━━━━━ Extract provided ━━━━━
Other than ultradispensationalism, Bullinger had many unusual views. For example, Bullinger argued that the death of Jesus occurred on a Wednesday, not a Friday, after Pilate had condemned him at the previous midnight,[16] and that Jesus was crucified on a single upright stake without crossbar[17] with four, not just two, criminals and held that this last view was supported by a group of five crosses of different origins (all with crossbar) in Brittany (put together in the 18th century).[18]

Bullinger argued for mortality of the soul, the cessation of the soul between death and resurrection.[19] He did not express any views concerning the final state of the lost, but many of his followers hold to annihilationism.
━━━━━ Extracted data ━━━━━
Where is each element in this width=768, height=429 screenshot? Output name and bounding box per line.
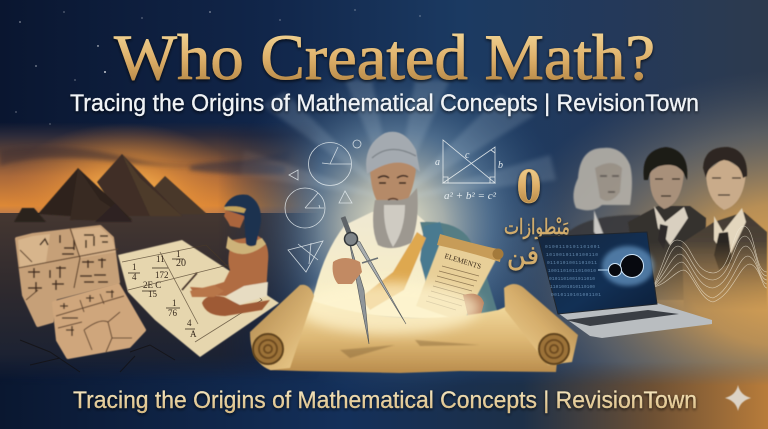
laptop binary readout: 0101101001011010	[549, 276, 595, 282]
papyrus with fractions: 1	[172, 298, 176, 308]
scribe head	[224, 208, 246, 228]
laptop	[538, 232, 712, 338]
papyrus with fractions: 172	[155, 270, 168, 280]
scribe body	[190, 236, 268, 300]
Euclid head and beard	[366, 132, 420, 248]
papyrus with fractions: 20	[176, 258, 186, 269]
pyramids	[14, 154, 207, 222]
laptop binary readout: 0110101001101011	[547, 260, 597, 266]
papyrus with fractions: 1	[176, 249, 180, 259]
papyrus with fractions	[118, 240, 279, 357]
papyrus with fractions: 76	[168, 308, 178, 318]
papyrus with fractions: 4	[132, 272, 137, 282]
portrait: Newton	[567, 146, 640, 235]
laptop binary readout: 1001101011010010	[548, 268, 596, 274]
papyrus with fractions: 15	[148, 289, 158, 299]
laptop binary readout: 1010010110100110	[546, 252, 598, 258]
hand-held Elements scroll: ELEMENTS	[443, 251, 482, 271]
papyrus with fractions: 1	[132, 262, 136, 272]
laptop binary readout	[545, 244, 601, 298]
compass	[333, 217, 406, 344]
hand on compass	[333, 258, 362, 284]
parchment scroll	[250, 282, 578, 373]
panel: Euclid centre scene	[250, 132, 578, 373]
right roll spiral	[539, 334, 569, 364]
mandelbrot fractal	[598, 246, 654, 286]
panel: Euclid centre scene: c	[465, 150, 470, 161]
data wave	[653, 226, 767, 302]
zero numeral: 0	[516, 157, 542, 213]
laptop binary readout: 0010110101001101	[551, 292, 601, 298]
bottom caption: Tracing the Origins of Mathematical Concepts | RevisionTown	[73, 387, 697, 414]
sunset sky and desert ground	[0, 122, 320, 380]
cracked ground lines	[20, 340, 175, 372]
papyrus with fractions: 11	[156, 254, 165, 264]
Arabic text in gold	[504, 215, 570, 271]
panel: modern mathematicians	[568, 147, 767, 310]
clay tablet: cracked	[54, 285, 144, 357]
clay tablet: large	[17, 227, 118, 325]
laptop binary readout: 0100110101101001	[545, 244, 600, 250]
panel: Euclid centre scene: a	[435, 157, 440, 168]
panel: ancient Egypt and Babylon scene	[0, 122, 320, 380]
title: Who Created Math?	[114, 22, 655, 94]
Euclid robe	[308, 210, 500, 322]
laptop binary readout: 1101001010110100	[550, 284, 595, 290]
pythagoras diagram	[443, 140, 495, 183]
left roll spiral	[253, 334, 283, 364]
papyrus with fractions: 2E C	[143, 280, 161, 290]
papyrus with fractions: A	[190, 329, 197, 339]
hand-held Elements scroll	[416, 234, 504, 322]
geometry line drawings	[285, 140, 361, 272]
papyrus with fractions: 4	[187, 318, 192, 328]
panel: Euclid centre scene: b	[498, 160, 503, 171]
portrait: Turing	[682, 147, 767, 310]
portrait: Ramanujan	[628, 147, 706, 300]
panel: Euclid centre scene: a² + b² = c²	[444, 191, 497, 202]
Arabic text in gold: فن	[507, 241, 539, 271]
icon: sparkle	[725, 385, 751, 411]
Arabic text in gold: مَبْطوازات	[504, 215, 570, 239]
subtitle: Tracing the Origins of Mathematical Concepts | RevisionTown	[70, 90, 699, 117]
Egyptian scribe	[182, 194, 270, 316]
scribe kilt and legs	[226, 282, 268, 305]
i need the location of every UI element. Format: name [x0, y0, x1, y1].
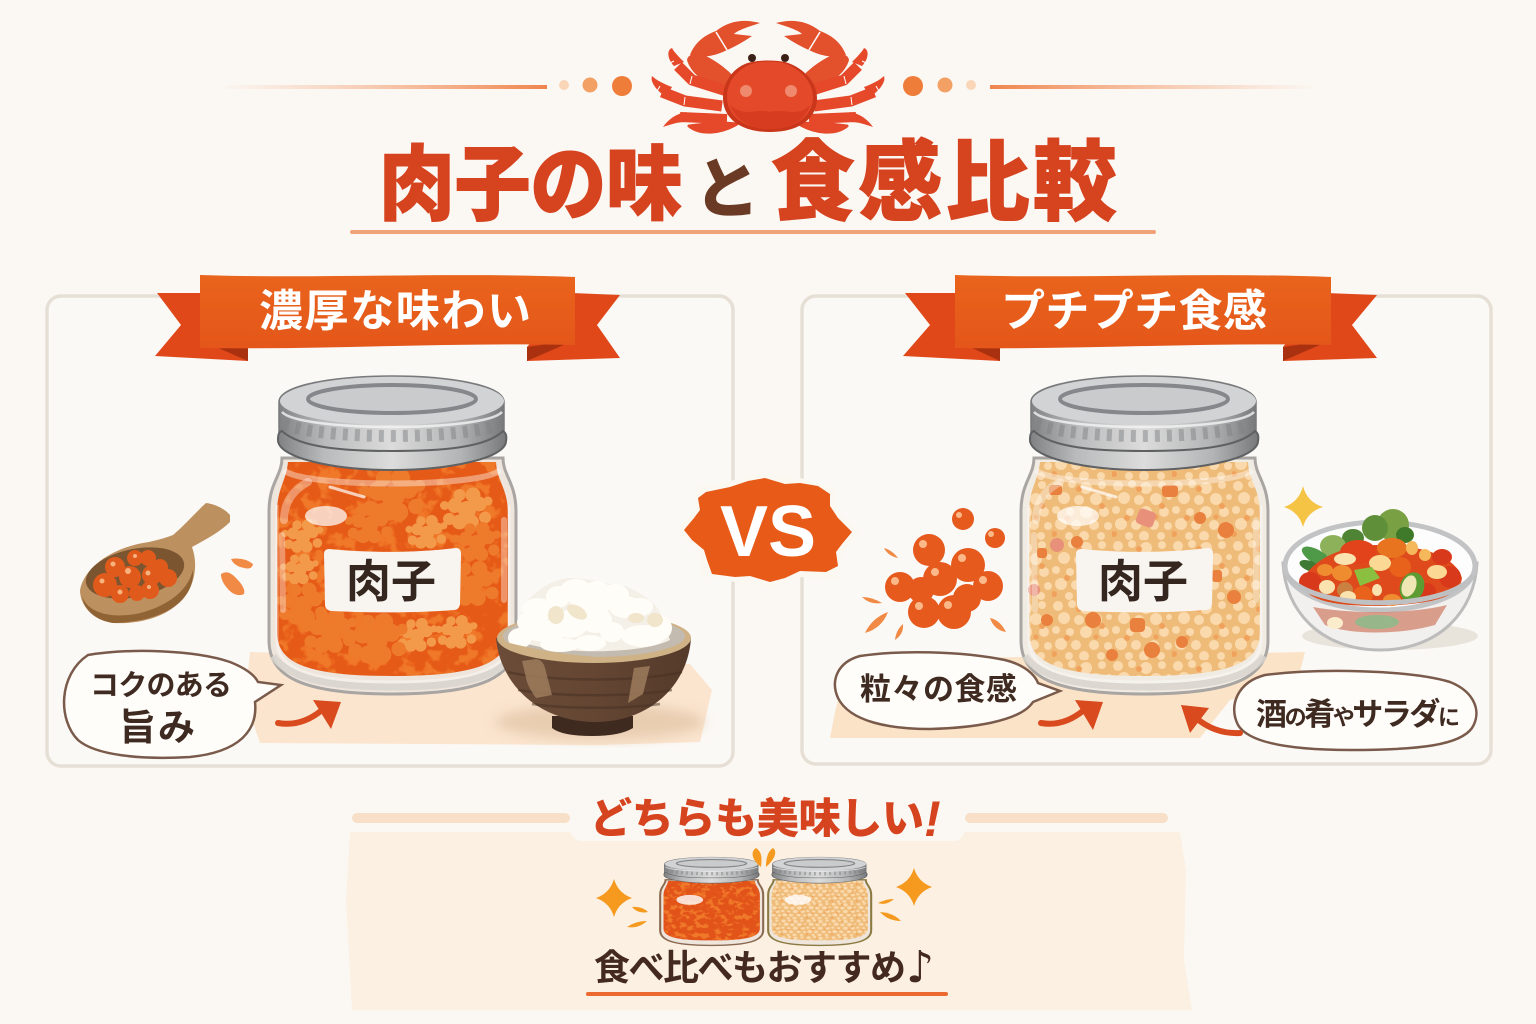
top ornament: right line and dots	[903, 76, 1322, 96]
ribbon: プチプチ食感: プチプチ食感	[1001, 287, 1267, 336]
title	[379, 135, 1117, 232]
callout: コクのある旨み: 旨み	[119, 707, 195, 748]
small jar: rich	[660, 857, 763, 945]
caption underline	[586, 992, 948, 996]
jar label	[324, 548, 461, 612]
bottom heading side rules	[352, 813, 1168, 823]
jar: rich roe	[269, 376, 516, 694]
ribbon: 濃厚な味わい	[155, 275, 620, 361]
bottom section band	[346, 832, 1192, 1010]
VS badge: VS	[720, 492, 816, 572]
title: 肉子の味	[379, 138, 682, 231]
panel frame left	[47, 296, 733, 766]
callout: コクのある旨み: コクのある	[90, 670, 232, 702]
callout: 酒の肴やサラダに	[1234, 671, 1476, 750]
jar label: 肉子	[346, 556, 436, 607]
arrow: pairing callout to jar	[1181, 705, 1240, 733]
bottom heading: !	[924, 791, 941, 847]
jar label	[1076, 548, 1213, 612]
callout: コクのある旨み	[64, 651, 281, 758]
icon: spark marks by spoon	[221, 559, 253, 595]
callout: 粒々の食感: 粒々の食感	[860, 672, 1017, 707]
callout: 酒の肴やサラダに: 酒の肴やサラダに	[1256, 697, 1460, 732]
table wash left	[245, 652, 712, 745]
panel frame right	[802, 296, 1491, 764]
icon: wooden spoon with roe	[80, 503, 230, 623]
icon: roe cluster	[862, 508, 1006, 640]
panel: rich flavor	[47, 275, 733, 766]
arrow: left callout to jar	[278, 700, 341, 729]
icon: sparkle	[1284, 486, 1323, 527]
jar: popping roe	[1021, 376, 1268, 694]
table wash right	[830, 652, 1305, 738]
bottom caption: ♪	[906, 942, 934, 993]
jar label: 肉子	[1098, 556, 1188, 607]
title underline	[350, 230, 1156, 234]
bottom caption: 食べ比べもおすすめ	[594, 947, 906, 988]
panel: popping texture	[802, 275, 1491, 764]
icon: salad in glass bowl	[1283, 509, 1478, 650]
arrow: texture callout to jar	[1041, 700, 1103, 730]
bottom heading: どちらも美味しい	[590, 795, 924, 842]
top ornament: left line and dots	[215, 76, 632, 96]
icon: sparkles and marks around small jars	[596, 848, 932, 927]
ribbon: 濃厚な味わい: 濃厚な味わい	[259, 287, 531, 336]
callout: 粒々の食感	[835, 652, 1060, 729]
ribbon: プチプチ食感	[903, 275, 1377, 361]
icon: rice bowl	[495, 578, 705, 740]
small jar: popping	[768, 857, 871, 945]
title: と	[694, 152, 760, 226]
icon: crab	[652, 21, 884, 132]
title: 食感比較	[771, 135, 1117, 232]
VS badge	[683, 477, 854, 584]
━━━━━
What is asked:
a: Reproduce the stretch of the passage on Bullinger's views from "Other than ultradispensationalism, Bullinger" through "hold to annihilationism.".
b: Answer these questions from the passage on Bullinger's views:
(i) On what day of the week did Bullinger argue that the death of Jesus occurred?
(ii) Where is the group of five crosses that Bullinger held supported his view?
(iii) What view on the final state of the lost do many of his followers hold?

Replies:
a:
Other than ultradispensationalism, Bullinger had many unusual views. For example, Bullinger argued that the death of Jesus occurred on a Wednesday, not a Friday, after Pilate had condemned him at the previous midnight,[16] and that Jesus was crucified on a single upright stake without crossbar[17] with four, not just two, criminals and held that this last view was supported by a group of five crosses of different origins (all with crossbar) in Brittany (put together in the 18th century).[18]

Bullinger argued for mortality of the soul, the cessation of the soul between death and resurrection.[19] He did not express any views concerning the final state of the lost, but many of his followers hold to annihilationism.

b:
(i) Wednesday
(ii) Brittany
(iii) Annihilationism